» **EXCERPT PROVIDED**:

# UK Summer Motorhome Show Rally @ Shrewsbury



## nukeadmin (Oct 10, 2003)

There has been a new Show Rally added to the rally programme. The Show Rally is at UK Summer Motorhome Show Shrewsbury in Shrewsbury, Shropshire starting 05/07/2013

More information will be available at the following url once the entry has been approved and active (Normally within 24hrs): 
http://www.motorhomefacts.com/modules.php?name=Rallies&op=display_results&rid=378

If you have any questions about the rally or want to chat about it then please post in this thread.


----------



## smileybums (Mar 30, 2013)

*I am Attending*

smileybums has just added their name to attend this rally


----------



## Chausson (Oct 17, 2006)

*I am Attending*

Chausson has just added their name to attend this rally


----------



## LadyJ (May 9, 2005)

Hi All

Just a reminder that if you want the discount of £5 for this show you have to book before 30th April by phoning Event Developments on* 01775 723723 *you don't get the discount on on line booking.

Booking closes 28th June but after 30th April it will be £40 for the weekend.

Jacquie


----------



## jennie (May 3, 2009)

*New Attendee Added*

jennie has just added their name to attend this rally


----------



## LadyJ (May 9, 2005)

Still time to get the cheaper rate of £35 if you book before 20th April and we have plenty of room for lots more of you to join us at Shrewsbury.



Jacquie


----------



## LadyJ (May 9, 2005)

Gina at Event tells me we only have 3 van booked for this show so far  :roll: we have 9 on the rally listy so come on you lot get booking fast as the price goes up to £40 after 30th April.


We have room for a lot more of you to join us there as well




Jacuie


----------



## LadyJ (May 9, 2005)

Only *3 days left now in which to get your £5 discount* after 30th April it will be £40

At the moment there are only 2 of us confirmed  come on get booking please

Those on the list still showing unconfirmed are

macd
rosalan
forterotwins
ICDSUN2
smileybums
Chausson
jennie

Plenty of room for more of you to come as well

Jacquie


----------



## LadyJ (May 9, 2005)

*TODAY IS THE LAST DAY FOR BOOKING TO GET YOUR £5 DISCOUNT FOLKS* after today it will be £40 for pre booking.

Jacquie


----------



## clive1821 (Mar 27, 2010)

*New Attendee Added*

clive1821 has just added their name to attend this rally


----------



## Harp07 (Jul 16, 2007)

*New Attendee Added*

Harp07 has just added their name to attend this rally


----------



## MJP8008 (Jul 8, 2007)

*New Attendee Added*

MJP8008 has just added their name to attend this rally


----------



## LadyJ (May 9, 2005)

» **SOURCE MATERIAL**:
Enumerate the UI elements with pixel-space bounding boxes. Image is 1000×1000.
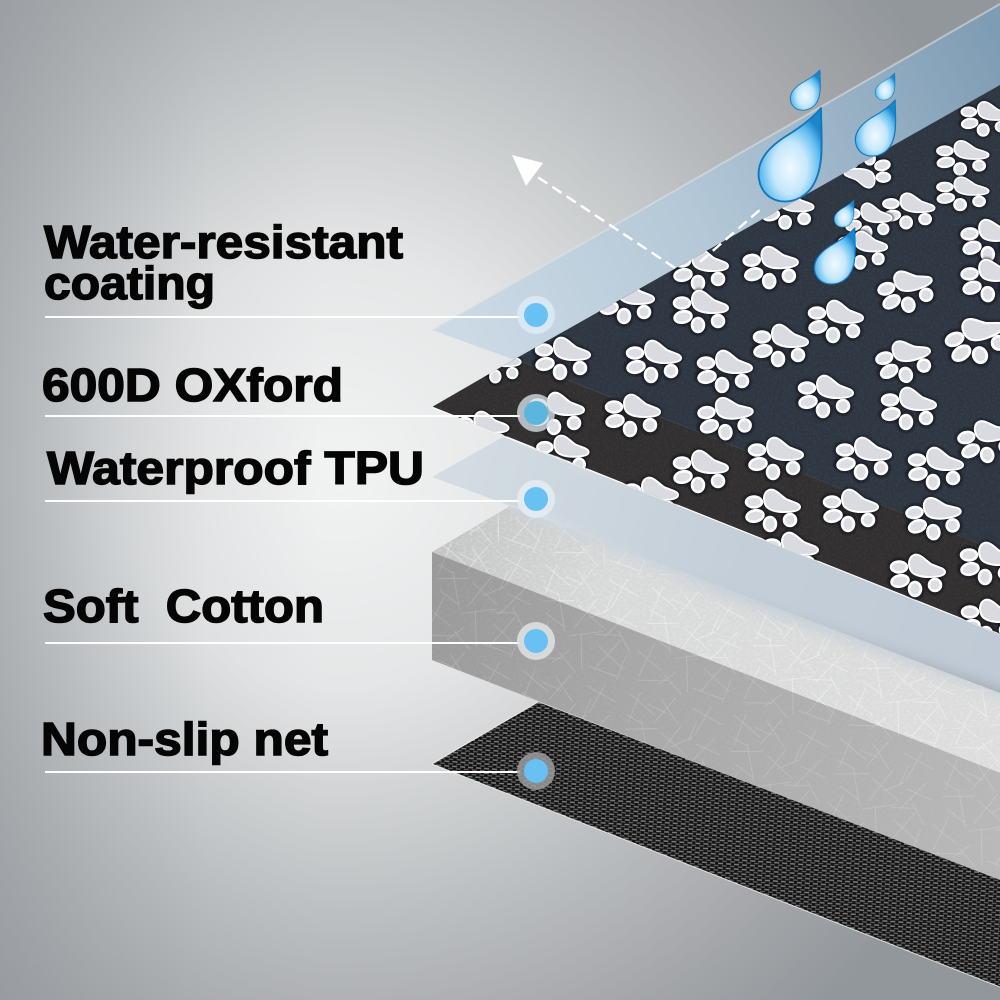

» **TASK DIRECTIONS**:
Please state the date on which booking closes, according to the Shrewsbury rally thread. The listing is material separate from the Shrewsbury rally thread.

» **PROBLEM SOLUTION**:
Booking closes on 28th June.